• [Document extract]:

_ _ _ _

ClickHouse: Release 22.4 Webinar

ClickHouse
Release 22.4

Release 22.4 Webinar

1. (30 min) What's new in ClickHouse 22.4.

2. (30 min) Q&A.

Release 22.4

April's stable release.

Gaps Filling With Interpolation

ClickHouse already has support for gaps filling in ORDER BY:

SELECT EventDate, count() FROM ... GROUP BY EventDate ORDER BY EventDate ┌──EventDate─┬─count()─┐ │ 2014-03-17 │ 3 │ │ 2014-03-19 │ 6 │ │ 2014-03-21 │ 7 │ │ 2014-03-22 │ 6 │ └────────────┴─────────┘

... ORDER BY EventDate WITH FILL STEP 1 ┌──EventDate─┬─count()─┐ │ 2014-03-17 │ 3 │ │ 2014-03-18 │ 0 │ │ 2014-03-19 │ 6 │ │ 2014-03-20 │ 0 │ │ 2014-03-21 │ 7 │ │ 2014-03-22 │ 6 │ └────────────┴─────────┘

Gaps Filling With Interpolation

ClickHouse already has support for gaps filling in ORDER BY:

ORDER BY x WITH FILL STEP 1

By irregular intervals:

ORDER BY date WITH FILL STEP INTERVAL 1 MONTH

With custom start or end:

ORDER BY x WITH FILL FROM 0 TO 5.51 STEP 0.5

By multiple keys:

ORDER BY x ASC WITH FILL STEP 0.1, y DESC WITH FILL STEP -1

Gaps Filling With Interpolation

New in 22.4: interpolation!

Example: fill gaps with previous value:

SELECT * FROM ( SELECT EventDate, count() AS c FROM test.hits GROUP BY EventDate) ORDER BY EventDate WITH FILL INTERPOLATE (c AS c) ┌──EventDate─┬─c─┐ │ 2014-03-17 │ 3 │ │ 2014-03-18 │ 3 │ │ 2014-03-19 │ 6 │ │ 2014-03-20 │ 6 │ │ 2014-03-21 │ 7 │ │ 2014-03-22 │ 6 │ └────────────┴───┘

Developers: Yakov Olkhovskiy, Nikolai Kochetov.

Gaps Filling With Interpolation

New in 22.4: interpolation!

+ supports arbitrary expressions;

+ supports multiple columns;

− aliases from SELECT cannot be referenced, requires subquery;

− only previous value can be referenced;

Do you need this feature? How you would use this feature?

Developers: Yakov Olkhovskiy, Nikolai Kochetov.

Small and Neat Things

Date and Time Construction:

:) SELECT makeDate(2022, 4, 21) ┌─makeDate(2022, 4, 21)─┐ │ 2022-04-21 │ └───────────────────────┘ :) SELECT makeDateTime(2022, 4, 21, 1, 2, 3) ┌─makeDateTime(2022, 4, 21, 1, 2, 3)─┐ │ 2022-04-21 01:02:03 │ └────────────────────────────────────┘ :) SELECT makeDateTime64(2022, 4, 21, 1, 2, 3, 111222, 6) ┌─makeDateTime64(2022, 4, 21, 1, 2, 3, 111222, 6)─┐ │ 2022-04-21 01:02:03.111222 │ └─────────────────────────────────────────────────┘

Developer: Alexander Gololobov.

_ _ _ _

(Data excerpted from a collection)
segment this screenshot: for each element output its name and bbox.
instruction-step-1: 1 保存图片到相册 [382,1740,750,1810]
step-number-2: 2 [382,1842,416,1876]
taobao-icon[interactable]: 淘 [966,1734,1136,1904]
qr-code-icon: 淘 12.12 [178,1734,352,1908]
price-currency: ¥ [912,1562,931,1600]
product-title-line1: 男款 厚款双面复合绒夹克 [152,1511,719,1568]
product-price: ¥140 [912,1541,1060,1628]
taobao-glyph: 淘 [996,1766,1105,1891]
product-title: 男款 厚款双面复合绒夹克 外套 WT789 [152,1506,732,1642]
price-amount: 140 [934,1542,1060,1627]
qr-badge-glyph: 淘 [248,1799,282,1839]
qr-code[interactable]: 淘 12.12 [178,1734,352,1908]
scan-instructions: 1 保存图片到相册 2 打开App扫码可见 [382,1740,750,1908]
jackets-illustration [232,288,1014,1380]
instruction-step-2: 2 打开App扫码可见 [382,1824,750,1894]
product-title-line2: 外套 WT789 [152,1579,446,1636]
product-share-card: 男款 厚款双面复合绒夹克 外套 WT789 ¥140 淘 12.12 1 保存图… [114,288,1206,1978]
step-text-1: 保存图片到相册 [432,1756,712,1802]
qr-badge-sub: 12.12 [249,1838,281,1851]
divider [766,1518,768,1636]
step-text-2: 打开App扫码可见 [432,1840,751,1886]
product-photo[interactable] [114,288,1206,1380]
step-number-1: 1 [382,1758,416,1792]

_ _ _ _

• [Written request]: Reproduce verbatim the passage of the ClickHouse 22.4 release webinar text from "Do you need" up to and including "Developer: Alexander Gololobov.". Rely solely on the ClickHouse 22.4 release webinar text for what comes next.

• [Output]:
Do you need this feature? How you would use this feature?

Developers: Yakov Olkhovskiy, Nikolai Kochetov.

Small and Neat Things

Date and Time Construction:

:) SELECT makeDate(2022, 4, 21) ┌─makeDate(2022, 4, 21)─┐ │ 2022-04-21 │ └───────────────────────┘ :) SELECT makeDateTime(2022, 4, 21, 1, 2, 3) ┌─makeDateTime(2022, 4, 21, 1, 2, 3)─┐ │ 2022-04-21 01:02:03 │ └────────────────────────────────────┘ :) SELECT makeDateTime64(2022, 4, 21, 1, 2, 3, 111222, 6) ┌─makeDateTime64(2022, 4, 21, 1, 2, 3, 111222, 6)─┐ │ 2022-04-21 01:02:03.111222 │ └─────────────────────────────────────────────────┘

Developer: Alexander Gololobov.